Cel zadania
We wszystkich poniższych pozycjach zmień nazwę „cuboid” na „box” i przepisz je, nie zmieniając niczego poza tym.

═════ Dane do przetworzenia

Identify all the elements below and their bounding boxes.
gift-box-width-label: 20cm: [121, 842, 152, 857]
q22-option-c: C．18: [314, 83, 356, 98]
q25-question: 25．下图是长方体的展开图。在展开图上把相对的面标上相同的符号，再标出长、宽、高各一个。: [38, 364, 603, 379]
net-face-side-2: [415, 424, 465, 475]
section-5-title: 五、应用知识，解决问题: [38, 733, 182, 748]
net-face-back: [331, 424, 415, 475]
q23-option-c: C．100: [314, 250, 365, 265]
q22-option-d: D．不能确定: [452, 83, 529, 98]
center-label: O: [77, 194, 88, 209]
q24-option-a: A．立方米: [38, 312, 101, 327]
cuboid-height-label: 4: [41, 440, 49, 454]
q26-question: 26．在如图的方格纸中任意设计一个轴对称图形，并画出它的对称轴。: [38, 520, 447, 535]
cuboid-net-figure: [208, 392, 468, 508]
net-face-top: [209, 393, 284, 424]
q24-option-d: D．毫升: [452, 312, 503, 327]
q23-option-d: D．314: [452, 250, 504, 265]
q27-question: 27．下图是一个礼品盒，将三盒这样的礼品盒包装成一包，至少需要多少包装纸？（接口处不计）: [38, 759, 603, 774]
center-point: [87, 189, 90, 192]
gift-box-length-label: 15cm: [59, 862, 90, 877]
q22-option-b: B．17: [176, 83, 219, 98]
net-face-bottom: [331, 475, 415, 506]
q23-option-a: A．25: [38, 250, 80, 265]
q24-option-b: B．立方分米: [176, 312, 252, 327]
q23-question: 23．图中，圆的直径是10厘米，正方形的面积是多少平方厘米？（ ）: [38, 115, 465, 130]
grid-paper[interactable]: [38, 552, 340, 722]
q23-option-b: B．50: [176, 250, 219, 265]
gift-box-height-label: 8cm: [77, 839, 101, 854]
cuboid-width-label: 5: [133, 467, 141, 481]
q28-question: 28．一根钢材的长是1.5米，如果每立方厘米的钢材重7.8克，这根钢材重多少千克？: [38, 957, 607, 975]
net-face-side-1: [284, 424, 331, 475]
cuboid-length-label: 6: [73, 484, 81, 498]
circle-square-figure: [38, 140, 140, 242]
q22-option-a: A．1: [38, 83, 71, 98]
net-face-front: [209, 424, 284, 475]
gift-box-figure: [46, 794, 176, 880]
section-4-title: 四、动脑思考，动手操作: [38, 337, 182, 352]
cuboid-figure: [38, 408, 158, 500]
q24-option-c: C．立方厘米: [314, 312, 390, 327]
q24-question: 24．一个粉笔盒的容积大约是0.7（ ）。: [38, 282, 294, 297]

══════════

Wynik ćwiczenia
Identify all the elements below and their bounding boxes.
gift-box-width-label: 20cm: [121, 842, 152, 857]
q22-option-c: C．18: [314, 83, 356, 98]
q25-question: 25．下图是长方体的展开图。在展开图上把相对的面标上相同的符号，再标出长、宽、高各一个。: [38, 364, 603, 379]
net-face-side-2: [415, 424, 465, 475]
section-5-title: 五、应用知识，解决问题: [38, 733, 182, 748]
net-face-back: [331, 424, 415, 475]
q23-option-c: C．100: [314, 250, 365, 265]
q22-option-d: D．不能确定: [452, 83, 529, 98]
center-label: O: [77, 194, 88, 209]
q24-option-a: A．立方米: [38, 312, 101, 327]
box-height-label: 4: [41, 440, 49, 454]
q26-question: 26．在如图的方格纸中任意设计一个轴对称图形，并画出它的对称轴。: [38, 520, 447, 535]
box-net-figure: [208, 392, 468, 508]
net-face-top: [209, 393, 284, 424]
q24-option-d: D．毫升: [452, 312, 503, 327]
q23-option-d: D．314: [452, 250, 504, 265]
q27-question: 27．下图是一个礼品盒，将三盒这样的礼品盒包装成一包，至少需要多少包装纸？（接口处不计）: [38, 759, 603, 774]
center-point: [87, 189, 90, 192]
gift-box-length-label: 15cm: [59, 862, 90, 877]
q22-option-b: B．17: [176, 83, 219, 98]
net-face-bottom: [331, 475, 415, 506]
q23-option-a: A．25: [38, 250, 80, 265]
q24-option-b: B．立方分米: [176, 312, 252, 327]
q23-question: 23．图中，圆的直径是10厘米，正方形的面积是多少平方厘米？（ ）: [38, 115, 465, 130]
grid-paper[interactable]: [38, 552, 340, 722]
q23-option-b: B．50: [176, 250, 219, 265]
gift-box-height-label: 8cm: [77, 839, 101, 854]
box-width-label: 5: [133, 467, 141, 481]
q28-question: 28．一根钢材的长是1.5米，如果每立方厘米的钢材重7.8克，这根钢材重多少千克？: [38, 957, 607, 975]
net-face-side-1: [284, 424, 331, 475]
box-length-label: 6: [73, 484, 81, 498]
circle-square-figure: [38, 140, 140, 242]
q22-option-a: A．1: [38, 83, 71, 98]
net-face-front: [209, 424, 284, 475]
gift-box-figure: [46, 794, 176, 880]
section-4-title: 四、动脑思考，动手操作: [38, 337, 182, 352]
box-figure: [38, 408, 158, 500]
q24-option-c: C．立方厘米: [314, 312, 390, 327]
q24-question: 24．一个粉笔盒的容积大约是0.7（ ）。: [38, 282, 294, 297]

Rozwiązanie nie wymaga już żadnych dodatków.